Required work: Filter the entries below, keeping every line that has the word "ylabel".

----- Data entries -----

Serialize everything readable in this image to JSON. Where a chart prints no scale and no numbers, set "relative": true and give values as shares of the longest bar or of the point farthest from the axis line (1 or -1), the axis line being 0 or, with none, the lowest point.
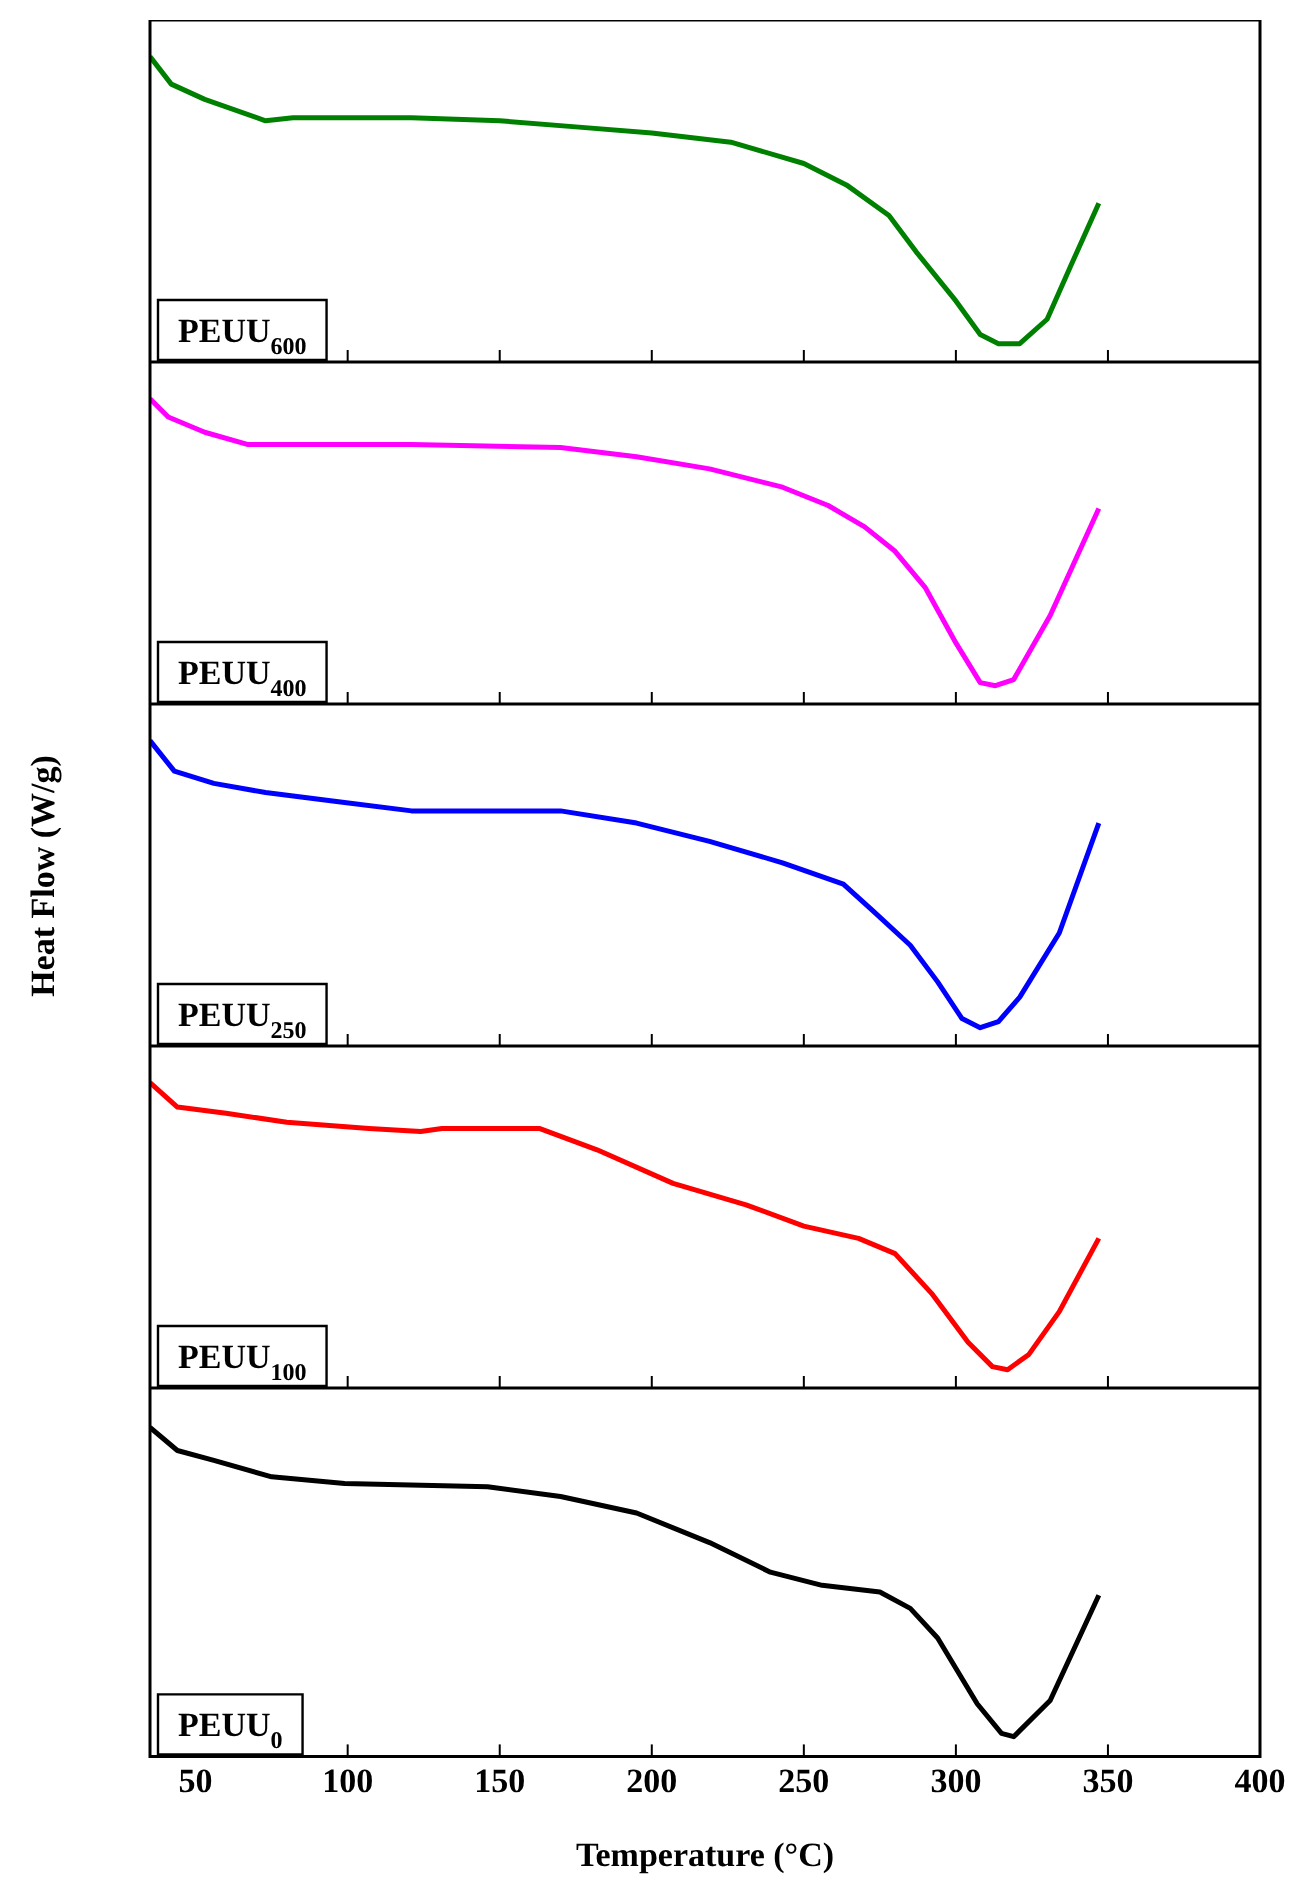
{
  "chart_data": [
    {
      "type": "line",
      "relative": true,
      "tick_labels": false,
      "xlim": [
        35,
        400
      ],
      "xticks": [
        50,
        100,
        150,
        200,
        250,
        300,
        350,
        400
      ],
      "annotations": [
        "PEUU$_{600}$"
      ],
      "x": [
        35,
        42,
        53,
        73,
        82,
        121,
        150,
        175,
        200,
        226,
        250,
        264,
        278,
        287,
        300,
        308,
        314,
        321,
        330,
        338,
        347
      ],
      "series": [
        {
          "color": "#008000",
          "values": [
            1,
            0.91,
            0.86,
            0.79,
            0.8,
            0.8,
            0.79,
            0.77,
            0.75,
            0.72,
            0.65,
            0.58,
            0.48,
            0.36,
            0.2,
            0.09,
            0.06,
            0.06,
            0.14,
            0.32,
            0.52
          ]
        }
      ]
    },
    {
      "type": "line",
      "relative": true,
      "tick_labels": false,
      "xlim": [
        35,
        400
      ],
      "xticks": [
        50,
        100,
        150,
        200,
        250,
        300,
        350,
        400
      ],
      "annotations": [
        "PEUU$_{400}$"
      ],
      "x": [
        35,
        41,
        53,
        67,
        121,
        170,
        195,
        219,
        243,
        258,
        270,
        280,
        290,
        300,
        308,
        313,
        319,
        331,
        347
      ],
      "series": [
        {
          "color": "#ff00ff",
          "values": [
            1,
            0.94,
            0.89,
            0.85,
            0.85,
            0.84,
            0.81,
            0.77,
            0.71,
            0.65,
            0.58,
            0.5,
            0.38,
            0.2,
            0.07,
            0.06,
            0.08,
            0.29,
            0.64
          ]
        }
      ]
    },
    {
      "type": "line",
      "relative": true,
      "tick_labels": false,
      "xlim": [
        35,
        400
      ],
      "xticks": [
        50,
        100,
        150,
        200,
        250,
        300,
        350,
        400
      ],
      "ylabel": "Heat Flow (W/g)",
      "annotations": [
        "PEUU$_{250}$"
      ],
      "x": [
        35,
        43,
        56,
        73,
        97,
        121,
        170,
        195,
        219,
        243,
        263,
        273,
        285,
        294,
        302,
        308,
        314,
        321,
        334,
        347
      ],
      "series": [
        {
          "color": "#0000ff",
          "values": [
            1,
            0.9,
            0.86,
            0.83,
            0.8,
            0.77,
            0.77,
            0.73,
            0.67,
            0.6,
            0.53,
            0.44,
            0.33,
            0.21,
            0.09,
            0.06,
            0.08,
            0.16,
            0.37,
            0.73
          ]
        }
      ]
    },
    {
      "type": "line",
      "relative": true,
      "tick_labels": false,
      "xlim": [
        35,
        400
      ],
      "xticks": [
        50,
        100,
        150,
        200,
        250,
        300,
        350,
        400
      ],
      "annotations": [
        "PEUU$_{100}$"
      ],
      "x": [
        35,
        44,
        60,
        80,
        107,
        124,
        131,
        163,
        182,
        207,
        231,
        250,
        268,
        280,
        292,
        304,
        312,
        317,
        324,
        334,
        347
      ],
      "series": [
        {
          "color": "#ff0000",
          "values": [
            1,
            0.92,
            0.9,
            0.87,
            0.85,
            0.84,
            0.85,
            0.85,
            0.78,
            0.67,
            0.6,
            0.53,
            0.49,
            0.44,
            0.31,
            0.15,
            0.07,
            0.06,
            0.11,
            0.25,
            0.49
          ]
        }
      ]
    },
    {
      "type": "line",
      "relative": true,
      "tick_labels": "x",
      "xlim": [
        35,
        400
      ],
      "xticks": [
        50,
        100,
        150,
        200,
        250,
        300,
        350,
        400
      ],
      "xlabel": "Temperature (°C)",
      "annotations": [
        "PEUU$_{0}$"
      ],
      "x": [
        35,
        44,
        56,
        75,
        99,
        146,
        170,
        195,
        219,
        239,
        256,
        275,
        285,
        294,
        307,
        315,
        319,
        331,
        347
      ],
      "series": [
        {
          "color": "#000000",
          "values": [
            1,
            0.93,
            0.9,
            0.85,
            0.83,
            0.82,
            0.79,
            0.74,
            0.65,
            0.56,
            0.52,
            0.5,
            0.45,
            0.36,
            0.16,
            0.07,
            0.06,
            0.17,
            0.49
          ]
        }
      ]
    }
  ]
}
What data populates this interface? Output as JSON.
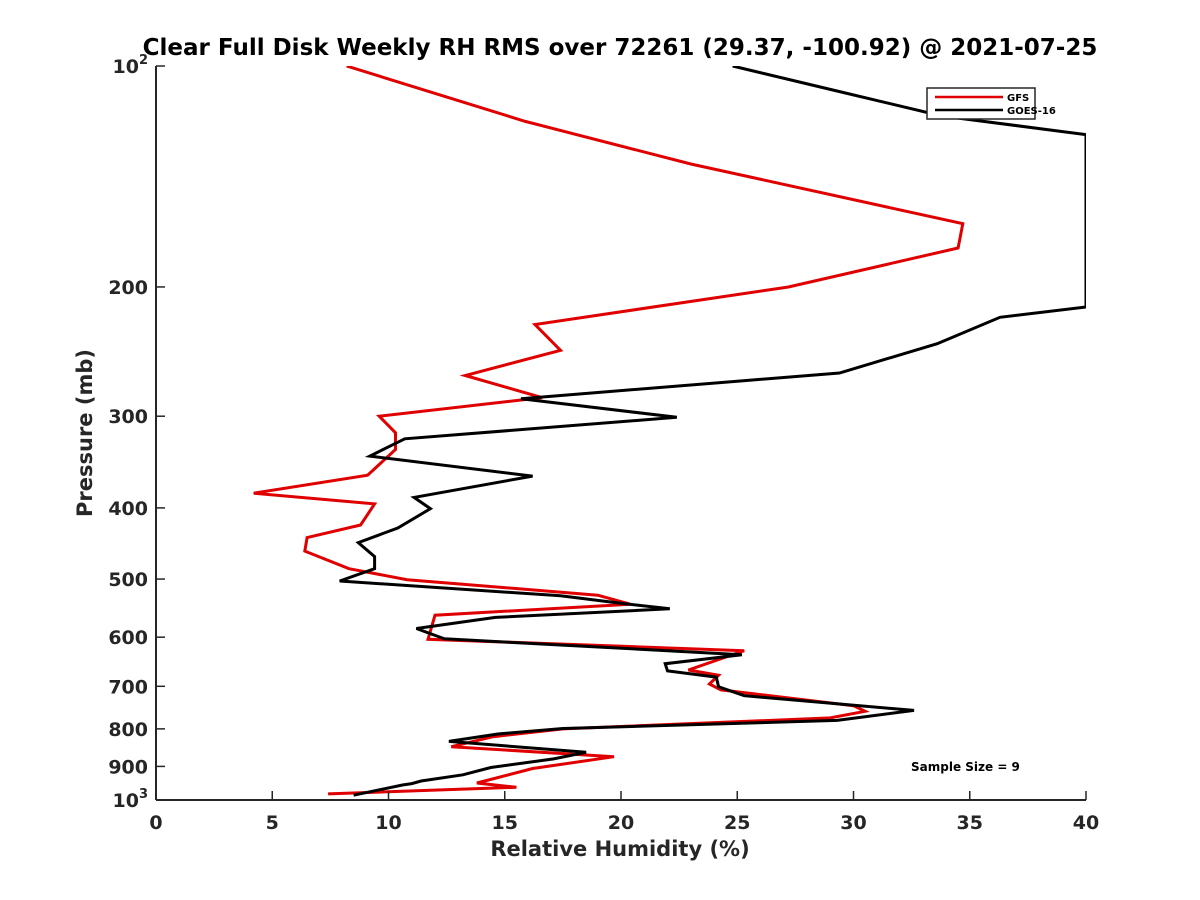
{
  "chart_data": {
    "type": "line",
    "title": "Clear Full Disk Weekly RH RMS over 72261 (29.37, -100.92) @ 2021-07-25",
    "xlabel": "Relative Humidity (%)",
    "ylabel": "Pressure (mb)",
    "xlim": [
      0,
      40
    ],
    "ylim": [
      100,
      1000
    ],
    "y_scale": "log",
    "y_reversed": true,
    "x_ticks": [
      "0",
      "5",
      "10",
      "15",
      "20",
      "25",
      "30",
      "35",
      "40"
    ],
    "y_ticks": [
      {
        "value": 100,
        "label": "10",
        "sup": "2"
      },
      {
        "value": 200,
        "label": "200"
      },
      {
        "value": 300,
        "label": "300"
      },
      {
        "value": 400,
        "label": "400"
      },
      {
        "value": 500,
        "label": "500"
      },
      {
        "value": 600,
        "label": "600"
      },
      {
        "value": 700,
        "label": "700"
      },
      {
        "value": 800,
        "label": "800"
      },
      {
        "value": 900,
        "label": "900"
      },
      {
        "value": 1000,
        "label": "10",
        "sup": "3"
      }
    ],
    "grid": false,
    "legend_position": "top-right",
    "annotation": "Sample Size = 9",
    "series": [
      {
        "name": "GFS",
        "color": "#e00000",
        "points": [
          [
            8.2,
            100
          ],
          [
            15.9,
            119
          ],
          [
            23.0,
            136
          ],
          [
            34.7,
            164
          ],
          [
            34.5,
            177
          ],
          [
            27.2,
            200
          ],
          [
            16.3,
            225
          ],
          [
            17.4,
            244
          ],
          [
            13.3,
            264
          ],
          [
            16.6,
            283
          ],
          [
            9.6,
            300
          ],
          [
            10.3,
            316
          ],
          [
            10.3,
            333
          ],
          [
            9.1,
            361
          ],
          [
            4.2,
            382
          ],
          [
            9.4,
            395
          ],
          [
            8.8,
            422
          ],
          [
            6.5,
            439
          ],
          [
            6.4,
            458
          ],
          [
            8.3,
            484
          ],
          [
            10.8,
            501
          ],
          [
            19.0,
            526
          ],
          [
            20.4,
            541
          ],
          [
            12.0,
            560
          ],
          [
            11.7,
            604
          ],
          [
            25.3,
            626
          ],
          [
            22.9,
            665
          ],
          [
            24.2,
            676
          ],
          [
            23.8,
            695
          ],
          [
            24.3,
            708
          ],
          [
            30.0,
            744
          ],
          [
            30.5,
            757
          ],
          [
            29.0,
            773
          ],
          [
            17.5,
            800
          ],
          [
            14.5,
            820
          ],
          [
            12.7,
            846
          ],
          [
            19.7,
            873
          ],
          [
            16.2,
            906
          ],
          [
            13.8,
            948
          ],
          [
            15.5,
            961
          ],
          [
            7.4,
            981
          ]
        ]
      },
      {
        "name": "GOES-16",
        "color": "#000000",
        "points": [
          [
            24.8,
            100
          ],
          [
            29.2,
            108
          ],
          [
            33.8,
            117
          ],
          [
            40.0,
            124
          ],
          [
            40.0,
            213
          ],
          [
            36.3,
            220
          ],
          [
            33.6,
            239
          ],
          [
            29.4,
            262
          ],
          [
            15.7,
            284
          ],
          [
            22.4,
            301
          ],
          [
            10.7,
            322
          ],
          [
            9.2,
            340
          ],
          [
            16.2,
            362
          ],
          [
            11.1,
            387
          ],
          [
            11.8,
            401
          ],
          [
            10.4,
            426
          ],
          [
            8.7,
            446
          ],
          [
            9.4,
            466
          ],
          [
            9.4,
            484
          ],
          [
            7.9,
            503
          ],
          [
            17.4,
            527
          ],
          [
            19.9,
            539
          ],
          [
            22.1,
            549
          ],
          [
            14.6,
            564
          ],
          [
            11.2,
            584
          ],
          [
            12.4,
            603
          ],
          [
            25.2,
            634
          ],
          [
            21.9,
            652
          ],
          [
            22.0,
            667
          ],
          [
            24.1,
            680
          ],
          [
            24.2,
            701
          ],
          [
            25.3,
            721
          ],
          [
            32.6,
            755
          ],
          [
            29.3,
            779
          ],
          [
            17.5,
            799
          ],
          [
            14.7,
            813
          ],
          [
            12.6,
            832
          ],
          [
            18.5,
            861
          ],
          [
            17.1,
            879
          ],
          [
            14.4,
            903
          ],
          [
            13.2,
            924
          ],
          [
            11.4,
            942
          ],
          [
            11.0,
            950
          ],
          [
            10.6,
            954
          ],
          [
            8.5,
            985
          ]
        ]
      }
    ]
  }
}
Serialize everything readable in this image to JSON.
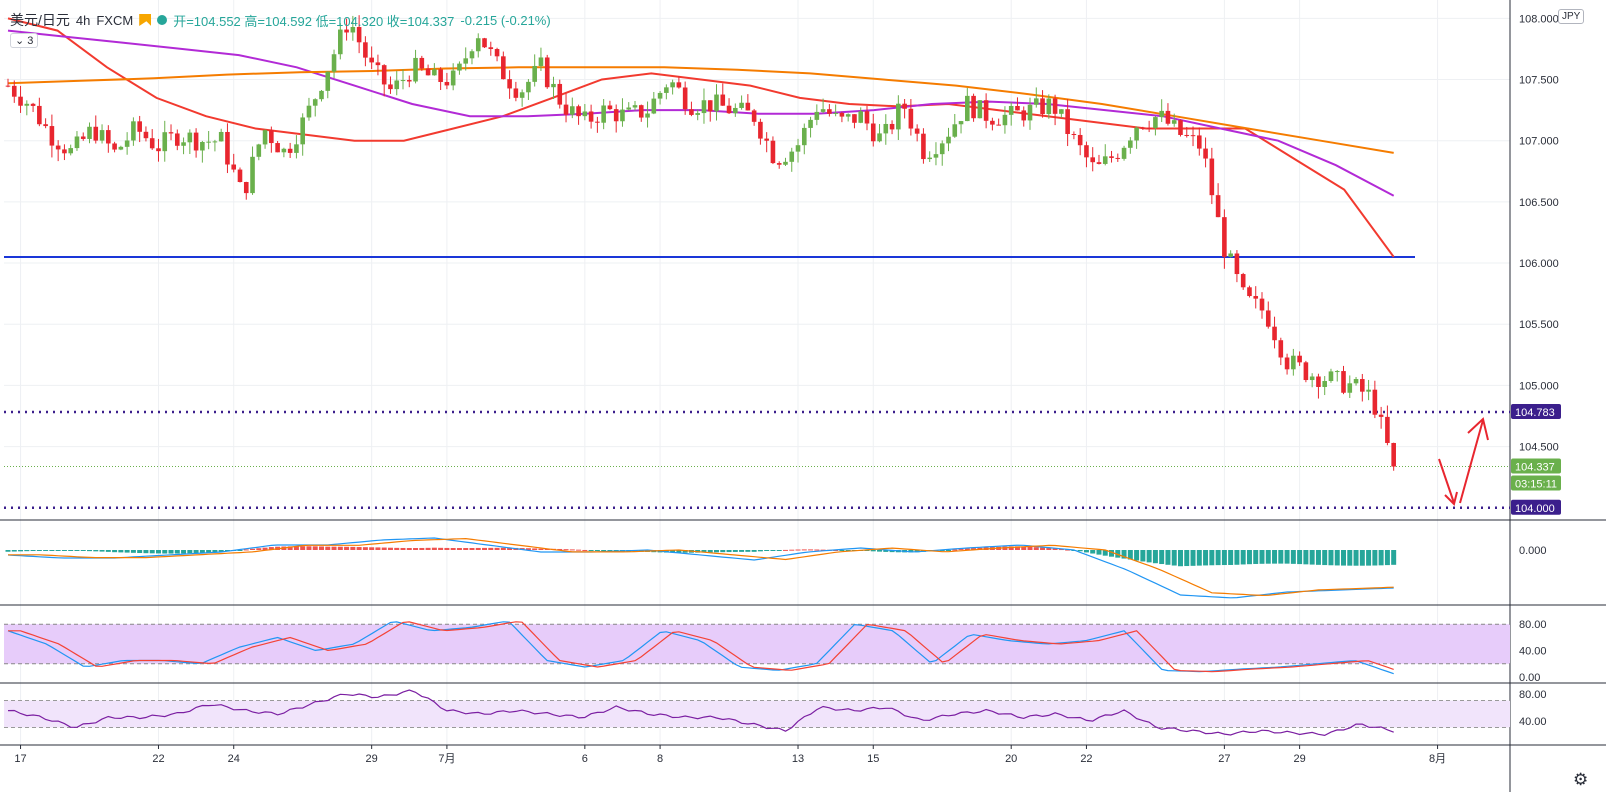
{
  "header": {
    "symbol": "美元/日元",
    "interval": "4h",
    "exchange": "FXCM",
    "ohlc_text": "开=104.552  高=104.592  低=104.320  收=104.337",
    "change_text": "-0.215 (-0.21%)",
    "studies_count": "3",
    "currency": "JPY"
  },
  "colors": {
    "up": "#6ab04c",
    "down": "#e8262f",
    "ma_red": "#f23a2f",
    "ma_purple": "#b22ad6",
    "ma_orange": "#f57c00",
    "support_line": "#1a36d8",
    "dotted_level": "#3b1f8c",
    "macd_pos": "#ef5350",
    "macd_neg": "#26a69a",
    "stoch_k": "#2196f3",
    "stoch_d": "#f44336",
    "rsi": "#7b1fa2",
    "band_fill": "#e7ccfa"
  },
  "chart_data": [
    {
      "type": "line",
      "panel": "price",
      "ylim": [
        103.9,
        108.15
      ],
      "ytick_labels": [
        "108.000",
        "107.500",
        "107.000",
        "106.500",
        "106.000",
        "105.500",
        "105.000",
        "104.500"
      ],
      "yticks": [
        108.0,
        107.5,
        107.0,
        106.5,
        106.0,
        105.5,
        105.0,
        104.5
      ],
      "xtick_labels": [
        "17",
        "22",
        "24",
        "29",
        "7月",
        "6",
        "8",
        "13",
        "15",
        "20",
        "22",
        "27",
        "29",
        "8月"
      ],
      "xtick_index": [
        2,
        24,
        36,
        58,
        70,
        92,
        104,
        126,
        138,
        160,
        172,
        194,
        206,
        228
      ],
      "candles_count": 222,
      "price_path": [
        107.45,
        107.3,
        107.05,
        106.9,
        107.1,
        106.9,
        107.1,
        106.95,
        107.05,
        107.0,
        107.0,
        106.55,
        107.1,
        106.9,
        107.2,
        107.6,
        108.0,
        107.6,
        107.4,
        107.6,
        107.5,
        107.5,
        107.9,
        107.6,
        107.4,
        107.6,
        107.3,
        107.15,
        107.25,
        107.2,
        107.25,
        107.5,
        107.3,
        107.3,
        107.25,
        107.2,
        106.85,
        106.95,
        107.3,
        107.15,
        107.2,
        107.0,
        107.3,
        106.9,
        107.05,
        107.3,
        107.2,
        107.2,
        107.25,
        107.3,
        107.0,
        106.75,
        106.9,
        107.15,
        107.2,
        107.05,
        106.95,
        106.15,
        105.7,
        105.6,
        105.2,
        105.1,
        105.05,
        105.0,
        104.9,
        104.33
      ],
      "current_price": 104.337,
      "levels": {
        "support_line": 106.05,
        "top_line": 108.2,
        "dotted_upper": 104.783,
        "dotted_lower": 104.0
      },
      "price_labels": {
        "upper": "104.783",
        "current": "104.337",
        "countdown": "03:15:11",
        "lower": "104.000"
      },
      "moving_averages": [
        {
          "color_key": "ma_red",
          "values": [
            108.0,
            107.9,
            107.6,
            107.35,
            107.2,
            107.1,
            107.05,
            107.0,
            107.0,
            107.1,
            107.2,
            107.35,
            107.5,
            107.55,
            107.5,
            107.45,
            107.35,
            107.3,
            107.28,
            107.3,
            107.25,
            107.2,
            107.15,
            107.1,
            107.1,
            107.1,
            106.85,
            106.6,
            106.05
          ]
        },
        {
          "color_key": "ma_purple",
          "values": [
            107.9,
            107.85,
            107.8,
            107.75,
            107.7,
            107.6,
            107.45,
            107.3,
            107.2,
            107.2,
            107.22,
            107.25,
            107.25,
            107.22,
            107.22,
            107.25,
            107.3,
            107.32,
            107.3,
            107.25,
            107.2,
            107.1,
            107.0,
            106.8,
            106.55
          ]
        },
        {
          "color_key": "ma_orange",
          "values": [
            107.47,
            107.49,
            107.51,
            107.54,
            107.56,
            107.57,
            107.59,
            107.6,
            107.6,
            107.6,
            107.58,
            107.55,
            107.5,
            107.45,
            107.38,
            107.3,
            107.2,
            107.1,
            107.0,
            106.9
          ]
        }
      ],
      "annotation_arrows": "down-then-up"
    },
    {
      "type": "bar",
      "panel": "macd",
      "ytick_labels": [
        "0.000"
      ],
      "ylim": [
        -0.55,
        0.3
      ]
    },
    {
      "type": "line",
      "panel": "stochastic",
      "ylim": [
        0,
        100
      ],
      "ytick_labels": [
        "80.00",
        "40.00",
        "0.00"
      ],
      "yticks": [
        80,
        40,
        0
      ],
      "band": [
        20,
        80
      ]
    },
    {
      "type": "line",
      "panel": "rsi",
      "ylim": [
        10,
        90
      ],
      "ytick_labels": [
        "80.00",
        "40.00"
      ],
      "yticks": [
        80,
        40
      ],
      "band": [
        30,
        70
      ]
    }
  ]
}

-----

Correct response:
      "ylabel": "Heat Flow (W/g)",
    "ylabel": "Pressure (mb)",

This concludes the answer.